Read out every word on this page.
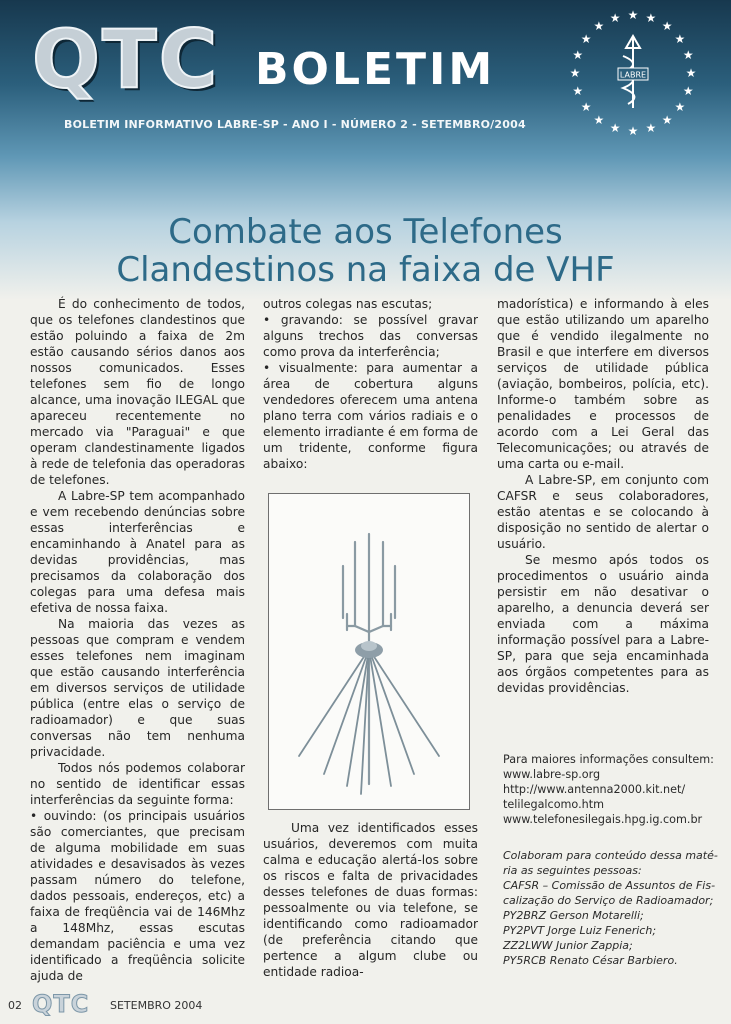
QTC BOLETIM
BOLETIM INFORMATIVO LABRE-SP - ANO I - NÚMERO 2 - SETEMBRO/2004
★ ★
★
★
★
★
★
★
★
★
★
★
★
★
★
★
★
★
★
★
LABRE
Combate aos Telefones
Clandestinos na faixa de VHF

É do conhecimento de todos, que os telefones clandestinos que estão poluindo a faixa de 2m estão causando sérios danos aos nossos comunicados. Esses telefones sem fio de longo alcance, uma inovação ILEGAL que apareceu recentemente no mercado via "Paraguai" e que operam clandestinamente ligados à rede de telefonia das operadoras de telefones.

A Labre-SP tem acompanhado e vem recebendo denúncias sobre essas interferências e encaminhando à Anatel para as devidas providências, mas precisamos da colaboração dos colegas para uma defesa mais efetiva de nossa faixa.

Na maioria das vezes as pessoas que compram e vendem esses telefones nem imaginam que estão causando interferência em diversos serviços de utilidade pública (entre elas o serviço de radioamador) e que suas conversas não tem nenhuma privacidade.

Todos nós podemos colaborar no sentido de identificar essas interferências da seguinte forma:

• ouvindo: (os principais usuários são comerciantes, que precisam de alguma mobilidade em suas atividades e desavisados às vezes passam número do telefone, dados pessoais, endereços, etc) a faixa de freqüência vai de 146Mhz a 148Mhz, essas escutas demandam paciência e uma vez identificado a freqüência solicite ajuda de

outros colegas nas escutas;

• gravando: se possível gravar alguns trechos das conversas como prova da interferência;

• visualmente: para aumentar a área de cobertura alguns vendedores oferecem uma antena plano terra com vários radiais e o elemento irradiante é em forma de um tridente, conforme figura abaixo:

Uma vez identificados esses usuários, deveremos com muita calma e educação alertá-los sobre os riscos e falta de privacidades desses telefones de duas formas: pessoalmente ou via telefone, se identificando como radioamador (de preferência citando que pertence a algum clube ou entidade radioa-

madorística) e informando à eles que estão utilizando um aparelho que é vendido ilegalmente no Brasil e que interfere em diversos serviços de utilidade pública (aviação, bombeiros, polícia, etc). Informe-o também sobre as penalidades e processos de acordo com a Lei Geral das Telecomunicações; ou através de uma carta ou e-mail.

A Labre-SP, em conjunto com CAFSR e seus colaboradores, estão atentas e se colocando à disposição no sentido de alertar o usuário.

Se mesmo após todos os procedimentos o usuário ainda persistir em não desativar o aparelho, a denuncia deverá ser enviada com a máxima informação possível para a Labre-SP, para que seja encaminhada aos órgãos competentes para as devidas providências.

Para maiores informações consultem:
www.labre-sp.org
http://www.antenna2000.kit.net/
telilegalcomo.htm
www.telefonesilegais.hpg.ig.com.br
Colaboram para conteúdo dessa maté-
ria as seguintes pessoas:
CAFSR – Comissão de Assuntos de Fis-
calização do Serviço de Radioamador;
PY2BRZ Gerson Motarelli;
PY2PVT Jorge Luiz Fenerich;
ZZ2LWW Junior Zappia;
PY5RCB Renato César Barbiero.
02 QTC SETEMBRO 2004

* [EXERCISE DESCRIPTION]: Copy out each line of the material that holds the word "CAFSR".

* [TASK SOLUTION]:
A Labre-SP, em conjunto com CAFSR e seus colaboradores, estão atentas e se colocando à disposição no sentido de alertar o usuário.
CAFSR – Comissão de Assuntos de Fis-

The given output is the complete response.